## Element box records
········

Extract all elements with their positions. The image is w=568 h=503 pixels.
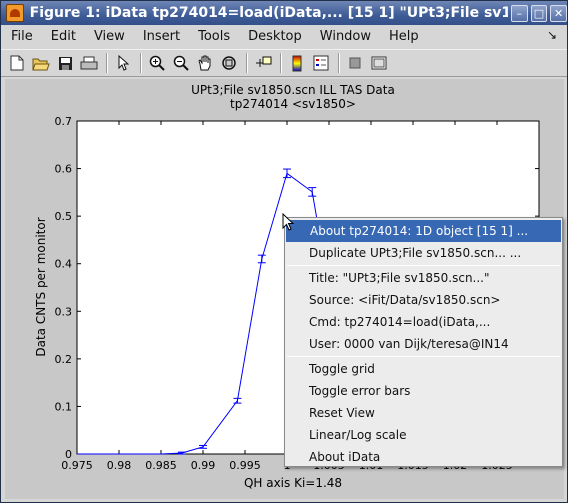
maximize-button[interactable]: □ [530,4,548,22]
x-tick-label: 0.975 [61,459,93,472]
menu-desktop[interactable]: Desktop [248,29,302,44]
y-tick-label: 0.7 [55,115,73,128]
x-tick-label: 0.995 [229,459,261,472]
menu-insert[interactable]: Insert [142,29,181,44]
y-tick-label: 0.3 [55,305,73,318]
menu-edit[interactable]: Edit [50,29,76,44]
save-icon[interactable] [54,52,76,74]
y-tick-label: 0.5 [55,210,73,223]
select-arrow-icon[interactable] [112,52,134,74]
toolbar-separator [140,53,142,73]
x-tick-label: 0.98 [107,459,132,472]
ctx-duplicate[interactable]: Duplicate UPt3;File sv1850.scn... ... [309,246,522,260]
toolbar-separator [338,53,340,73]
ctx-toggle-error-bars[interactable]: Toggle error bars [309,384,411,398]
context-menu: About tp274014: 1D object [15 1] ... Dup… [284,217,563,467]
menu-view[interactable]: View [93,29,125,44]
pan-hand-icon[interactable] [194,52,216,74]
x-tick-label: 0.985 [145,459,177,472]
close-button[interactable]: ✕ [550,4,567,22]
y-tick-label: 0 [65,448,72,461]
menu-window[interactable]: Window [319,29,372,44]
y-tick-label: 0.2 [55,353,73,366]
zoom-in-icon[interactable] [146,52,168,74]
data-cursor-icon[interactable] [252,52,274,74]
menu-tools[interactable]: Tools [198,29,231,44]
ctx-about-idata[interactable]: About iData [309,450,381,464]
menu-bar: File Edit View Insert Tools Desktop Wind… [1,25,567,48]
chart-subtitle: tp274014 <sv1850> [230,97,356,111]
new-figure-icon[interactable] [6,52,28,74]
y-tick-label: 0.6 [55,163,73,176]
colorbar-icon[interactable] [286,52,308,74]
menu-help[interactable]: Help [389,29,419,44]
window-title: Figure 1: iData tp274014=load(iData,... … [29,5,508,21]
dock-figure-icon[interactable]: ↘ [546,28,557,42]
ctx-separator [287,265,560,266]
ctx-reset-view[interactable]: Reset View [309,406,375,420]
legend-icon[interactable] [310,52,332,74]
zoom-out-icon[interactable] [170,52,192,74]
x-axis-label: QH axis Ki=1.48 [244,476,342,490]
y-axis-label: Data CNTS per monitor [34,217,48,356]
ctx-source[interactable]: Source: <iFit/Data/sv1850.scn> [309,293,501,307]
toolbar-separator [106,53,108,73]
print-icon[interactable] [78,52,100,74]
toolbar-separator [280,53,282,73]
chart-title: UPt3;File sv1850.scn ILL TAS Data [191,83,395,97]
ctx-user[interactable]: User: 0000 van Dijk/teresa@IN14 [309,337,509,351]
menu-file[interactable]: File [11,29,33,44]
title-bar[interactable]: Figure 1: iData tp274014=load(iData,... … [1,1,567,25]
minimize-button[interactable]: – [510,4,528,22]
hide-plot-tools-icon[interactable] [344,52,366,74]
y-tick-label: 0.4 [55,258,73,271]
ctx-cmd[interactable]: Cmd: tp274014=load(iData,... [309,315,491,329]
x-tick-label: 0.99 [191,459,216,472]
ctx-about-object[interactable]: About tp274014: 1D object [15 1] ... [286,220,561,242]
figure-toolbar [1,49,567,77]
ctx-linear-log-scale[interactable]: Linear/Log scale [309,428,407,442]
ctx-toggle-grid[interactable]: Toggle grid [309,362,375,376]
show-plot-tools-icon[interactable] [368,52,390,74]
matlab-logo-icon[interactable] [6,4,24,22]
ctx-separator [287,356,560,357]
y-tick-label: 0.1 [55,400,73,413]
toolbar-separator [246,53,248,73]
rotate-3d-icon[interactable] [218,52,240,74]
open-file-icon[interactable] [30,52,52,74]
mouse-pointer-icon [282,213,295,231]
ctx-title[interactable]: Title: "UPt3;File sv1850.scn..." [309,271,490,285]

········

## GOAL
Arrange every line of the material above as a Markdown table with the columns "Row" and "Text", numbering the rows and skipping blank lines. Omit the pictures from the table.

## PROBLEM SOLUTION
| Row | Text |
|---|---|
| 1 | Extract all elements with their positions. The image is w=568 h=503 pixels. |
| 2 | maximize-button[interactable]: □ [530,4,548,22] |
| 3 | x-tick-label: 0.975 [61,459,93,472] |
| 4 | menu-desktop[interactable]: Desktop [248,29,302,44] |
| 5 | y-tick-label: 0.7 [55,115,73,128] |
| 6 | x-tick-label: 0.995 [229,459,261,472] |
| 7 | menu-insert[interactable]: Insert [142,29,181,44] |
| 8 | y-tick-label: 0.3 [55,305,73,318] |
| 9 | menu-edit[interactable]: Edit [50,29,76,44] |
| 10 | save-icon[interactable] [54,52,76,74] |
| 11 | y-tick-label: 0.5 [55,210,73,223] |
| 12 | select-arrow-icon[interactable] [112,52,134,74] |
| 13 | toolbar-separator [140,53,142,73] |
| 14 | x-tick-label: 0.98 [107,459,132,472] |
| 15 | ctx-duplicate[interactable]: Duplicate UPt3;File sv1850.scn... ... [309,246,522,260] |
| 16 | toolbar-separator [338,53,340,73] |
| 17 | ctx-toggle-error-bars[interactable]: Toggle error bars [309,384,411,398] |
| 18 | context-menu: About tp274014: 1D object [15 1] ... Dup… [284,217,563,467] |
| 19 | menu-view[interactable]: View [93,29,125,44] |
| 20 | pan-hand-icon[interactable] [194,52,216,74] |
| 21 | x-tick-label: 0.985 [145,459,177,472] |
| 22 | close-button[interactable]: ✕ [550,4,567,22] |
| 23 | y-tick-label: 0 [65,448,72,461] |
| 24 | menu-window[interactable]: Window [319,29,372,44] |
| 25 | y-tick-label: 0.2 [55,353,73,366] |
| 26 | zoom-in-icon[interactable] [146,52,168,74] |
| 27 | data-cursor-icon[interactable] [252,52,274,74] |
| 28 | menu-tools[interactable]: Tools [198,29,231,44] |
| 29 | ctx-about-idata[interactable]: About iData [309,450,381,464] |
| 30 | menu-bar: File Edit View Insert Tools Desktop Wind… [1,25,567,48] |
| 31 | chart-subtitle: tp274014 <sv1850> [230,97,356,111] |
| 32 | new-figure-icon[interactable] [6,52,28,74] |
| 33 | y-tick-label: 0.6 [55,163,73,176] |
| 34 | colorbar-icon[interactable] [286,52,308,74] |
| 35 | menu-help[interactable]: Help [389,29,419,44] |
| 36 | window-title: Figure 1: iData tp274014=load(iData,... … [29,5,508,21] |
| 37 | dock-figure-icon[interactable]: ↘ [546,28,557,42] |
| 38 | ctx-separator [287,265,560,266] |
| 39 | ctx-reset-view[interactable]: Reset View [309,406,375,420] |
| 40 | legend-icon[interactable] [310,52,332,74] |
| 41 | zoom-out-icon[interactable] [170,52,192,74] |
| 42 | x-axis-label: QH axis Ki=1.48 [244,476,342,490] |
| 43 | y-axis-label: Data CNTS per monitor [34,217,48,356] |
| 44 | ctx-source[interactable]: Source: <iFit/Data/sv1850.scn> [309,293,501,307] |
| 45 | toolbar-separator [106,53,108,73] |
| 46 | print-icon[interactable] [78,52,100,74] |
| 47 | toolbar-separator [280,53,282,73] |
| 48 | chart-title: UPt3;File sv1850.scn ILL TAS Data [191,83,395,97] |
| 49 | ctx-user[interactable]: User: 0000 van Dijk/teresa@IN14 [309,337,509,351] |
| 50 | menu-file[interactable]: File [11,29,33,44] |
| 51 | title-bar[interactable]: Figure 1: iData tp274014=load(iData,... … [1,1,567,25] |
| 52 | minimize-button[interactable]: – [510,4,528,22] |
| 53 | hide-plot-tools-icon[interactable] [344,52,366,74] |
| 54 | y-tick-label: 0.4 [55,258,73,271] |
| 55 | ctx-cmd[interactable]: Cmd: tp274014=load(iData,... [309,315,491,329] |
| 56 | x-tick-label: 0.99 [191,459,216,472] |
| 57 | ctx-about-object[interactable]: About tp274014: 1D object [15 1] ... [286,220,561,242] |
| 58 | figure-toolbar [1,49,567,77] |
| 59 | ctx-linear-log-scale[interactable]: Linear/Log scale [309,428,407,442] |
| 60 | ctx-toggle-grid[interactable]: Toggle grid [309,362,375,376] |
| 61 | show-plot-tools-icon[interactable] [368,52,390,74] |
| 62 | matlab-logo-icon[interactable] [6,4,24,22] |
| 63 | ctx-separator [287,356,560,357] |
| 64 | y-tick-label: 0.1 [55,400,73,413] |
| 65 | toolbar-separator [246,53,248,73] |
| 66 | rotate-3d-icon[interactable] [218,52,240,74] |
| 67 | open-file-icon[interactable] [30,52,52,74] |
| 68 | mouse-pointer-icon [282,213,295,231] |
| 69 | ctx-title[interactable]: Title: "UPt3;File sv1850.scn..." [309,271,490,285] |